** Opening Quoted passage block **

(91) Beyond classical assumptions: Handling non-normality and heteroskedasticity in linear regression
Date:
Contributors: Rajh-Weber, H., Huber, S. E., & Arendasy, M.
Venue: 34th Conference of the Austro-Swiss Region (ROeS) of the International Biometric Society (IBS), Graz, Austria, September 14-18, 2024
Abstract: Researchers are frequently encouraged to use well known parametric methods for data analysis, even though their actual data often fails to satisfy the necessary assumptions. Even though a variety of alternative methods to ordinary least squares regression (OLS) exist, they are not available in all software packages or simply lack popularity and exposure. Using OLS regression with corrected standard errors or bootstrap methods might be a more viable solution in practice since they are better known, readily available and do not force researchers to familiarize themselves with a different estimator. In our simulation study we considered HC3 or HC4 standard errors, and the pairs and wild bootstrap resampling method with either bootstrap p-values, percentile confidence intervals, or BCa confidence intervals in addition to the standard OLS regression inference. None of the methods performed satisfactorily on all accounts tested in the study. However, using HC3 or HC4 standard errors, or a wild bootstrap procedure with percentile confidence intervals, could yield reliable results in many, but not all, scenarios. These diverse results highlight that a better understanding of available alternative inference methods, as well as knowing when and how to apply them in different situations can prove valuable for applied researchers.

** Closing Quoted passage block **

**Brief:** Summarize the conference abstract on linear regression in two sentences. The lines after this abstract are separate material that has no connection to it.

** Opening Listed records block **

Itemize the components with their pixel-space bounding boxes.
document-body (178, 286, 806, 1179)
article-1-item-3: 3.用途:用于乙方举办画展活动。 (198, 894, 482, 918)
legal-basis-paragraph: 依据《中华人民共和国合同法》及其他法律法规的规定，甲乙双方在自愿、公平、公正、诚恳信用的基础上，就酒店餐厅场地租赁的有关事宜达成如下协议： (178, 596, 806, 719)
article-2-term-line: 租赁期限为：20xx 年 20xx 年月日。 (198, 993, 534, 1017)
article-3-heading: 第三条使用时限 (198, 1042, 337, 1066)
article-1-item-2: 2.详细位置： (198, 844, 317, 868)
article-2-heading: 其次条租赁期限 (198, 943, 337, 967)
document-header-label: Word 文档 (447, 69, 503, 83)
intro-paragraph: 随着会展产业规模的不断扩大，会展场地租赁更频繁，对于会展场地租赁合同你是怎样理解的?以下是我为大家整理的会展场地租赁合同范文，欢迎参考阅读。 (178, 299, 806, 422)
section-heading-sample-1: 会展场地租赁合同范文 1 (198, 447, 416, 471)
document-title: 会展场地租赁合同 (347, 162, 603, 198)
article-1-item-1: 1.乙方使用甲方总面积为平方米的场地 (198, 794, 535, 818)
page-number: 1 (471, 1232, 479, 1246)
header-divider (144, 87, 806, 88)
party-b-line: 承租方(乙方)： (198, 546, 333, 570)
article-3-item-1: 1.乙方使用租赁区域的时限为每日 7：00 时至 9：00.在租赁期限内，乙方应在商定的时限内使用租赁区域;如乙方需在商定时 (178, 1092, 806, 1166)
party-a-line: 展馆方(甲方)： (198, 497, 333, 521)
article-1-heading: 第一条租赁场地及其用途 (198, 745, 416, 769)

** Closing Listed records block **

**Completed exercise:** Because real data often fail the assumptions of ordinary least squares regression, the simulation study compared standard OLS inference with HC3 or HC4 standard errors and with pairs and wild bootstrap methods using bootstrap p-values, percentile confidence intervals, or BCa confidence intervals. None of the methods performed satisfactorily on every account, but HC3 or HC4 standard errors or a wild bootstrap with percentile confidence intervals could yield reliable results in many, though not all, scenarios.